Instrução 1: Atualize as linhas do material do exercício, do início delas até a linha que contém "calendar-day[interactable]: 13 [346,294,361,310]", inclusive, trocando "Sobriety Meet" por "Recovery Meet" e deixando todo o resto inalterado.

Página:
+++
A corrosão ideológica
afetava o conjunto das posições teóricas do socialismo científico. Quando se
revê a publicação teórica com que então contava o PCM, Os Cadernos do Marxismo,
as falhas são evidentes. Os nossos dirigentes colocavam-se nas posições do «marxismo
ocidental», atacando o materialismo dialético como determinista e dogmático;
insistiam, uma e outra vez, no marxismo como um novo humanismo, e nas teorias
do «jovem Marx». As antologias das escolas de quadros dos anos 1994-1998
centravam-se na versão eurocomunista de Gramsci, em Luckacs, Korsch, Fromm,
Schaff, nos escritos juvenis de Marx e nos escritos de Lenine sobre a NEP. Foi
toda uma batalha interna para recuperar o estudo de Marx, Engels e Lenine, e
com os clássicos ganhar educação política e uma formação de quadros baseada no
materialismo histórico, no materialismo dialético, na economia política e no
socialismo científico.
É necessário entender
este processo para apreciar por que razão o PCM esteve sujeito todos esses anos
aos vendavais das modas teóricas, das correntes oportunistas e do ecletismo da
intelectualidade pequeno-burguesa, que desde a academia se inscreve na
esquerda. Recordemos o impacto nesse momento da categoria «Sociedade civil»
para mascarar a luta de classes, retirada também do campo do marxismo. Quanto
tempo perdido.
+++
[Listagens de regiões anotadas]

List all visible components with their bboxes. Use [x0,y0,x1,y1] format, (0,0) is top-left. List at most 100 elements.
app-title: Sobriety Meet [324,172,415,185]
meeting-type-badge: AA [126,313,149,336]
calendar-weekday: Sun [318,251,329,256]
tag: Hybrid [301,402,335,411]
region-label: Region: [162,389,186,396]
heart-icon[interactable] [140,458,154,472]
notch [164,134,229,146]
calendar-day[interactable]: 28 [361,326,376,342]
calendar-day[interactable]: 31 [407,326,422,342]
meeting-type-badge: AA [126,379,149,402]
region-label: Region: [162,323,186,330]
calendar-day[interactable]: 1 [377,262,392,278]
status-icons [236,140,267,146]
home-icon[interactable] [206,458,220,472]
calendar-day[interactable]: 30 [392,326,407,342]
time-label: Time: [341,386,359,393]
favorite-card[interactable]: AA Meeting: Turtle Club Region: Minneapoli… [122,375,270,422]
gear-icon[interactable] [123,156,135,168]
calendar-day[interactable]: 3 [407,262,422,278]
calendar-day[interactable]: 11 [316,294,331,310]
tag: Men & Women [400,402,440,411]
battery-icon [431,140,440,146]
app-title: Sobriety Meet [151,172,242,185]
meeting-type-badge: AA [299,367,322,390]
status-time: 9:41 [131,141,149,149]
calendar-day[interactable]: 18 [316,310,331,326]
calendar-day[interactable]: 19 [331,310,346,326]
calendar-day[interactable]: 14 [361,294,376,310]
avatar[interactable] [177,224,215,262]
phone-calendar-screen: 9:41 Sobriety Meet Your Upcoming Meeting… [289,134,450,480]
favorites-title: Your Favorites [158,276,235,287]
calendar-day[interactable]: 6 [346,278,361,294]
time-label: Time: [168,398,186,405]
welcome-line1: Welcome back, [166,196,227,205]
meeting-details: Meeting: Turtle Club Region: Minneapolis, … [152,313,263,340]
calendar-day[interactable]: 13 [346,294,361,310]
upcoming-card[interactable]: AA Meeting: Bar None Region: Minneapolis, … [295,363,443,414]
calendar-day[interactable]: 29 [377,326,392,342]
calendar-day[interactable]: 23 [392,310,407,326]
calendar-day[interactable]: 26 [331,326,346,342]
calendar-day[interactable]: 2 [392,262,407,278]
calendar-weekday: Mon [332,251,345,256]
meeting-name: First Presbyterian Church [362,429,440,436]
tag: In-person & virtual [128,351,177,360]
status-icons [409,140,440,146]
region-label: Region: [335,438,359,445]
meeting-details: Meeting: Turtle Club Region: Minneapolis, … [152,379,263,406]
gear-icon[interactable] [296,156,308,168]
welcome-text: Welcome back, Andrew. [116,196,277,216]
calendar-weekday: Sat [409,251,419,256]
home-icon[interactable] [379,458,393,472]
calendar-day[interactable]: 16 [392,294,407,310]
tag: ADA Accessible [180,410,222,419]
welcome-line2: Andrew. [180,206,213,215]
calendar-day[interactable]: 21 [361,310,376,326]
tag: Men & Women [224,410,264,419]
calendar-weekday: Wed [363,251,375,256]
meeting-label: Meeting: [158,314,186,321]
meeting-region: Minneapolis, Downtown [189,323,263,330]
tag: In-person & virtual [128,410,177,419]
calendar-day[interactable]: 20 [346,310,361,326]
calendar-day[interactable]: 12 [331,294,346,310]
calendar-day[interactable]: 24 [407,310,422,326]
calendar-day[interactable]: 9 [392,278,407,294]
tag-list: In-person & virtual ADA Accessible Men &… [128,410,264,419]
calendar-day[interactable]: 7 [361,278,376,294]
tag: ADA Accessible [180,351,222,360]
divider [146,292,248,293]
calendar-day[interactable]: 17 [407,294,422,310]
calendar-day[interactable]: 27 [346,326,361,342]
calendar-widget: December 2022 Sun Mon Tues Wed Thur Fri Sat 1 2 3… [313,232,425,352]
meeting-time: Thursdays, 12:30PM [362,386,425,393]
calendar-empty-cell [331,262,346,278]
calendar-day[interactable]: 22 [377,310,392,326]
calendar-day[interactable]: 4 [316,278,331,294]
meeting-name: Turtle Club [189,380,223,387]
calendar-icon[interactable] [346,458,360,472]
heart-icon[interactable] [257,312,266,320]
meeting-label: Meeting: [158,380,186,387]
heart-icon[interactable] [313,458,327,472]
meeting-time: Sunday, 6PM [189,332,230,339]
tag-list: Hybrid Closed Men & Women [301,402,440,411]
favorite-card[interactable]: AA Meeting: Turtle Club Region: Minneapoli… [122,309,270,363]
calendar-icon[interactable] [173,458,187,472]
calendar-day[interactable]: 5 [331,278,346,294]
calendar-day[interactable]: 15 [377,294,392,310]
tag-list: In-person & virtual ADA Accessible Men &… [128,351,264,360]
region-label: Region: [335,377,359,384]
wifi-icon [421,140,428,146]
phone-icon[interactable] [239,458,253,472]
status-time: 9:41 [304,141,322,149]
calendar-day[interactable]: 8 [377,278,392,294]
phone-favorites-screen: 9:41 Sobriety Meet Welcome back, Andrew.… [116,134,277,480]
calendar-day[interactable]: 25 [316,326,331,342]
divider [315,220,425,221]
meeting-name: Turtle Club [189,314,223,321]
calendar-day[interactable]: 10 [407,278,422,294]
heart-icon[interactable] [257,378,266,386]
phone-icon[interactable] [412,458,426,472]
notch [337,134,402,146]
+++
Instrução 2: Transcreva, do texto sobre o PCM, o trecho de "É necessário entender" a "tempo perdido.".

Resolução completa 1:
List all visible components with their bboxes. Use [x0,y0,x1,y1] format, (0,0) is top-left. List at most 100 elements.
app-title: Recovery Meet [324,172,415,185]
meeting-type-badge: AA [126,313,149,336]
calendar-weekday: Sun [318,251,329,256]
tag: Hybrid [301,402,335,411]
region-label: Region: [162,389,186,396]
heart-icon[interactable] [140,458,154,472]
notch [164,134,229,146]
calendar-day[interactable]: 28 [361,326,376,342]
calendar-day[interactable]: 31 [407,326,422,342]
meeting-type-badge: AA [126,379,149,402]
region-label: Region: [162,323,186,330]
calendar-day[interactable]: 1 [377,262,392,278]
status-icons [236,140,267,146]
home-icon[interactable] [206,458,220,472]
calendar-day[interactable]: 30 [392,326,407,342]
time-label: Time: [341,386,359,393]
favorite-card[interactable]: AA Meeting: Turtle Club Region: Minneapoli… [122,375,270,422]
gear-icon[interactable] [123,156,135,168]
calendar-day[interactable]: 3 [407,262,422,278]
calendar-day[interactable]: 11 [316,294,331,310]
tag: Men & Women [400,402,440,411]
battery-icon [431,140,440,146]
app-title: Recovery Meet [151,172,242,185]
meeting-type-badge: AA [299,367,322,390]
status-time: 9:41 [131,141,149,149]
calendar-day[interactable]: 18 [316,310,331,326]
calendar-day[interactable]: 19 [331,310,346,326]
calendar-day[interactable]: 14 [361,294,376,310]
avatar[interactable] [177,224,215,262]
phone-calendar-screen: 9:41 Recovery Meet Your Upcoming Meeting… [289,134,450,480]
favorites-title: Your Favorites [158,276,235,287]
calendar-day[interactable]: 6 [346,278,361,294]
time-label: Time: [168,398,186,405]
welcome-line1: Welcome back, [166,196,227,205]
meeting-details: Meeting: Turtle Club Region: Minneapolis, … [152,313,263,340]
calendar-day[interactable]: 13 [346,294,361,310]

Resolução completa 2:
É necessário entender
este processo para apreciar por que razão o PCM esteve sujeito todos esses anos
aos vendavais das modas teóricas, das correntes oportunistas e do ecletismo da
intelectualidade pequeno-burguesa, que desde a academia se inscreve na
esquerda. Recordemos o impacto nesse momento da categoria «Sociedade civil»
para mascarar a luta de classes, retirada também do campo do marxismo. Quanto
tempo perdido.